→ TASK DETAILS: Restate all of the entries exactly, dropping any pictures they hold.

--------------------------------

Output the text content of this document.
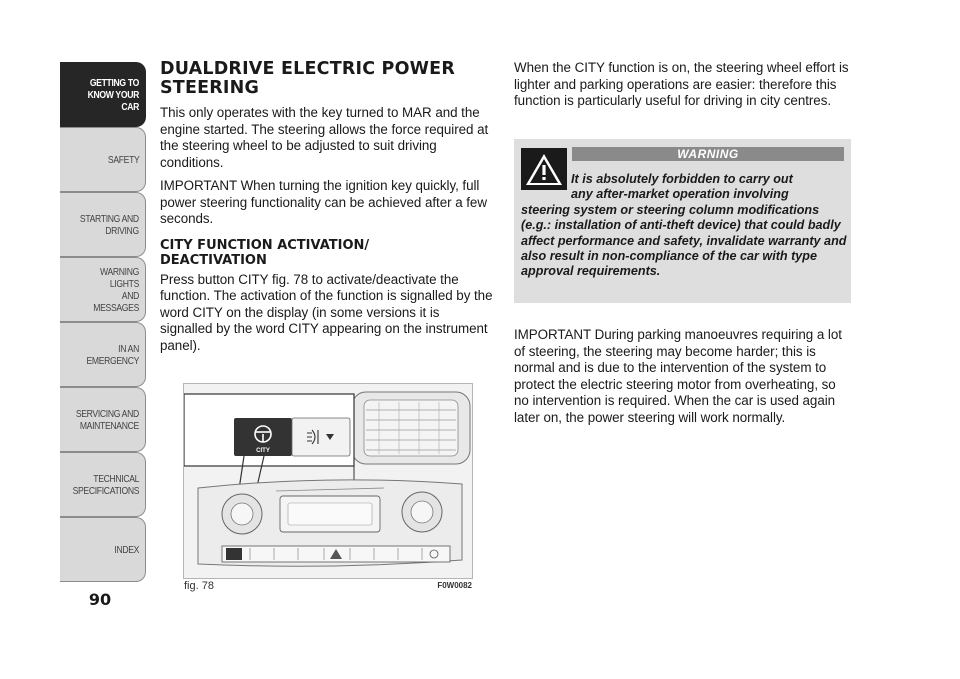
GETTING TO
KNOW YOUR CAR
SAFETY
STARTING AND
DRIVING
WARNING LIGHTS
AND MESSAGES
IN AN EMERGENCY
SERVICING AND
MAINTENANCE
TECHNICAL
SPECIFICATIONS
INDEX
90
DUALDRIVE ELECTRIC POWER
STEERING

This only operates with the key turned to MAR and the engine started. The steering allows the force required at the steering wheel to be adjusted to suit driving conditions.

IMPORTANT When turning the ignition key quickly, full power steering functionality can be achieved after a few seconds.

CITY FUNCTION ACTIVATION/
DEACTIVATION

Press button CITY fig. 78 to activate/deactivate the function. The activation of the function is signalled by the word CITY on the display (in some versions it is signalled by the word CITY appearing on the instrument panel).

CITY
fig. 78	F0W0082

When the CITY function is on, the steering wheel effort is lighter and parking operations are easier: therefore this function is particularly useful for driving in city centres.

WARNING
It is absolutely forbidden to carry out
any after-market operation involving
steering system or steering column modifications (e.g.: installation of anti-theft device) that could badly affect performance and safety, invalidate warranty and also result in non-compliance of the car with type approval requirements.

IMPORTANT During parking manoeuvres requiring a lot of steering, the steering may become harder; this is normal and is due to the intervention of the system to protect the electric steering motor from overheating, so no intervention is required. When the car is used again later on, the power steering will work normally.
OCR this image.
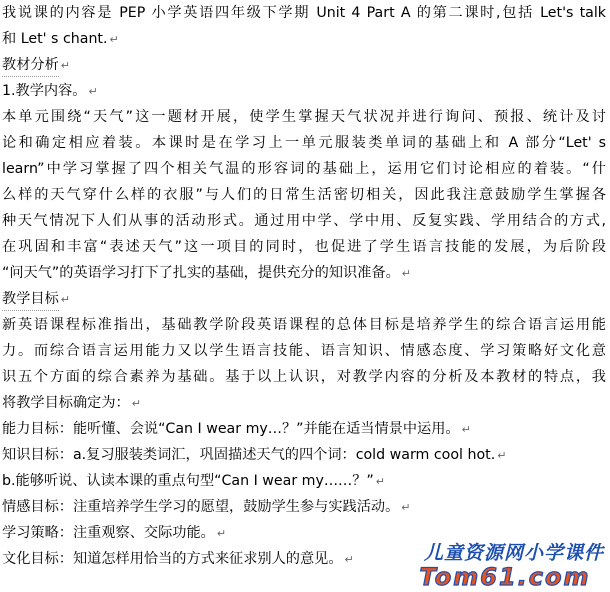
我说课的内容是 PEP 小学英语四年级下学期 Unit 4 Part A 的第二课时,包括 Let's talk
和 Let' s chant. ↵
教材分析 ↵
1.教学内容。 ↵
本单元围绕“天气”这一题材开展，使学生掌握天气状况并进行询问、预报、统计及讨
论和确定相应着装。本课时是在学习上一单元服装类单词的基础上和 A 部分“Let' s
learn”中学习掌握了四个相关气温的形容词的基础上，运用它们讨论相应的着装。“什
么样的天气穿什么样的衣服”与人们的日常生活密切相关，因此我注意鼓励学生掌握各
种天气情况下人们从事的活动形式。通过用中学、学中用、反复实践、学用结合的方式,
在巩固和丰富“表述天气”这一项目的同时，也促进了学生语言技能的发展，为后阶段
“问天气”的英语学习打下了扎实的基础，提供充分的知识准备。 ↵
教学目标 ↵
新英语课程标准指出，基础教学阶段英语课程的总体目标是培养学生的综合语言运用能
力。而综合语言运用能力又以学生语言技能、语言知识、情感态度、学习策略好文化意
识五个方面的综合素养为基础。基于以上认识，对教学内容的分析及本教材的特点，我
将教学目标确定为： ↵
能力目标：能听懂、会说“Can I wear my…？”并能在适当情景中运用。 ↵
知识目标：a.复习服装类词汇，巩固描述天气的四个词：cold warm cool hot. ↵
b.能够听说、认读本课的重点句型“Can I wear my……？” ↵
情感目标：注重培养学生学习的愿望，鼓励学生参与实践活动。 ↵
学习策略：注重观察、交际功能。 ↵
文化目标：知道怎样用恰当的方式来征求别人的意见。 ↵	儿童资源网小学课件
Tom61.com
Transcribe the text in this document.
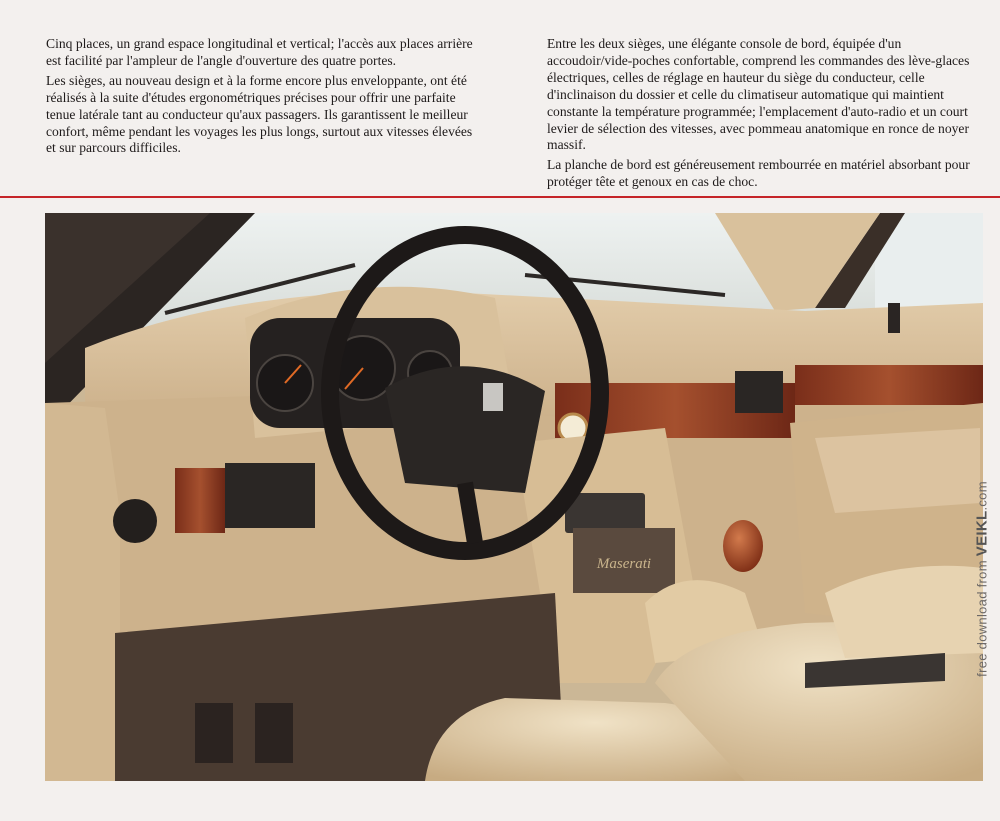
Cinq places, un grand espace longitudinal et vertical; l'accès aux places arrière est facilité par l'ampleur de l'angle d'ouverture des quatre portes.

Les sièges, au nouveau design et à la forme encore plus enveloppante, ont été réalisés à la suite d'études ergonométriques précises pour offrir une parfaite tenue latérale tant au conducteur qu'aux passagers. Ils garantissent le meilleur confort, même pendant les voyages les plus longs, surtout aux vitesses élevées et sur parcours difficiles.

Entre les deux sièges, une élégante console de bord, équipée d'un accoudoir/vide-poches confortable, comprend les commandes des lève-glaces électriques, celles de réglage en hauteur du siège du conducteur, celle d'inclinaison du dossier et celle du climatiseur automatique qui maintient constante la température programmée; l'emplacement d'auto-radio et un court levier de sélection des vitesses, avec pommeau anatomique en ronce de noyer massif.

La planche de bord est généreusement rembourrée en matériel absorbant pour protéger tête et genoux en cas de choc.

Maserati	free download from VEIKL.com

--------------------------------

→ TASK RESPONSE:
Output the text content of this document.
GETTING TO
KNOW YOUR CAR
SAFETY
STARTING AND
DRIVING
WARNING LIGHTS
AND MESSAGES
IN AN EMERGENCY
SERVICING AND
MAINTENANCE
TECHNICAL
SPECIFICATIONS
INDEX
90
DUALDRIVE ELECTRIC POWER
STEERING

This only operates with the key turned to MAR and the engine started. The steering allows the force required at the steering wheel to be adjusted to suit driving conditions.

IMPORTANT When turning the ignition key quickly, full power steering functionality can be achieved after a few seconds.

CITY FUNCTION ACTIVATION/
DEACTIVATION

Press button CITY fig. 78 to activate/deactivate the function. The activation of the function is signalled by the word CITY on the display (in some versions it is signalled by the word CITY appearing on the instrument panel).

CITY
fig. 78	F0W0082

When the CITY function is on, the steering wheel effort is lighter and parking operations are easier: therefore this function is particularly useful for driving in city centres.

WARNING
It is absolutely forbidden to carry out
any after-market operation involving
steering system or steering column modifications (e.g.: installation of anti-theft device) that could badly affect performance and safety, invalidate warranty and also result in non-compliance of the car with type approval requirements.

IMPORTANT During parking manoeuvres requiring a lot of steering, the steering may become harder; this is normal and is due to the intervention of the system to protect the electric steering motor from overheating, so no intervention is required. When the car is used again later on, the power steering will work normally.
OCR this image.
我说课的内容是 PEP 小学英语四年级下学期 Unit 4 Part A 的第二课时,包括 Let's talk
和 Let' s chant. ↵
教材分析 ↵
1.教学内容。 ↵
本单元围绕“天气”这一题材开展，使学生掌握天气状况并进行询问、预报、统计及讨
论和确定相应着装。本课时是在学习上一单元服装类单词的基础上和 A 部分“Let' s
learn”中学习掌握了四个相关气温的形容词的基础上，运用它们讨论相应的着装。“什
么样的天气穿什么样的衣服”与人们的日常生活密切相关，因此我注意鼓励学生掌握各
种天气情况下人们从事的活动形式。通过用中学、学中用、反复实践、学用结合的方式,
在巩固和丰富“表述天气”这一项目的同时，也促进了学生语言技能的发展，为后阶段
“问天气”的英语学习打下了扎实的基础，提供充分的知识准备。 ↵
教学目标 ↵
新英语课程标准指出，基础教学阶段英语课程的总体目标是培养学生的综合语言运用能
力。而综合语言运用能力又以学生语言技能、语言知识、情感态度、学习策略好文化意
识五个方面的综合素养为基础。基于以上认识，对教学内容的分析及本教材的特点，我
将教学目标确定为： ↵
能力目标：能听懂、会说“Can I wear my…？”并能在适当情景中运用。 ↵
知识目标：a.复习服装类词汇，巩固描述天气的四个词：cold warm cool hot. ↵
b.能够听说、认读本课的重点句型“Can I wear my……？” ↵
情感目标：注重培养学生学习的愿望，鼓励学生参与实践活动。 ↵
学习策略：注重观察、交际功能。 ↵
文化目标：知道怎样用恰当的方式来征求别人的意见。 ↵	儿童资源网小学课件
Tom61.com
Transcribe the text in this document.
Cinq places, un grand espace longitudinal et vertical; l'accès aux places arrière est facilité par l'ampleur de l'angle d'ouverture des quatre portes.

Les sièges, au nouveau design et à la forme encore plus enveloppante, ont été réalisés à la suite d'études ergonométriques précises pour offrir une parfaite tenue latérale tant au conducteur qu'aux passagers. Ils garantissent le meilleur confort, même pendant les voyages les plus longs, surtout aux vitesses élevées et sur parcours difficiles.

Entre les deux sièges, une élégante console de bord, équipée d'un accoudoir/vide-poches confortable, comprend les commandes des lève-glaces électriques, celles de réglage en hauteur du siège du conducteur, celle d'inclinaison du dossier et celle du climatiseur automatique qui maintient constante la température programmée; l'emplacement d'auto-radio et un court levier de sélection des vitesses, avec pommeau anatomique en ronce de noyer massif.

La planche de bord est généreusement rembourrée en matériel absorbant pour protéger tête et genoux en cas de choc.

Maserati	free download from VEIKL.com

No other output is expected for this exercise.